TO BE DONE >> Output every line below exactly.

'''

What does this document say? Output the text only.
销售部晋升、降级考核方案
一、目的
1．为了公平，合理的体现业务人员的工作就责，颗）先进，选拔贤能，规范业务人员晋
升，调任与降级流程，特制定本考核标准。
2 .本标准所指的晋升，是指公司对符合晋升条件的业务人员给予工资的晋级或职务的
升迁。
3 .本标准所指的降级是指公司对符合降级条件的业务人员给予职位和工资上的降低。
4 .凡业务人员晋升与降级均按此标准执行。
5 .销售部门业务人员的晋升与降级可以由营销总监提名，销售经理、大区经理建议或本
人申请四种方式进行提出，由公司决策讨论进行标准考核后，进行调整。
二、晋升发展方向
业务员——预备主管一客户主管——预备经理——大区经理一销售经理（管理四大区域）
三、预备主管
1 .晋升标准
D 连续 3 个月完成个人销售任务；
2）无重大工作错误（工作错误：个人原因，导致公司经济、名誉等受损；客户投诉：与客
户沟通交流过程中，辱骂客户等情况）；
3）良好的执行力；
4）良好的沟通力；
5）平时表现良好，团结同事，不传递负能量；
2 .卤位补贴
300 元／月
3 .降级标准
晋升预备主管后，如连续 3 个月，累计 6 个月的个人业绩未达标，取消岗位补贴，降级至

'''

RESPONSE BELOW >>
What does this document say? Output the text only.
销售部晋升、降级考核方案
一、目的
1．为了公平，合理的体现业务人员的工作就责，颗）先进，选拔贤能，规范业务人员晋
升，调任与降级流程，特制定本考核标准。
2 .本标准所指的晋升，是指公司对符合晋升条件的业务人员给予工资的晋级或职务的
升迁。
3 .本标准所指的降级是指公司对符合降级条件的业务人员给予职位和工资上的降低。
4 .凡业务人员晋升与降级均按此标准执行。
5 .销售部门业务人员的晋升与降级可以由营销总监提名，销售经理、大区经理建议或本
人申请四种方式进行提出，由公司决策讨论进行标准考核后，进行调整。
二、晋升发展方向
业务员——预备主管一客户主管——预备经理——大区经理一销售经理（管理四大区域）
三、预备主管
1 .晋升标准
D 连续 3 个月完成个人销售任务；
2）无重大工作错误（工作错误：个人原因，导致公司经济、名誉等受损；客户投诉：与客
户沟通交流过程中，辱骂客户等情况）；
3）良好的执行力；
4）良好的沟通力；
5）平时表现良好，团结同事，不传递负能量；
2 .卤位补贴
300 元／月
3 .降级标准
晋升预备主管后，如连续 3 个月，累计 6 个月的个人业绩未达标，取消岗位补贴，降级至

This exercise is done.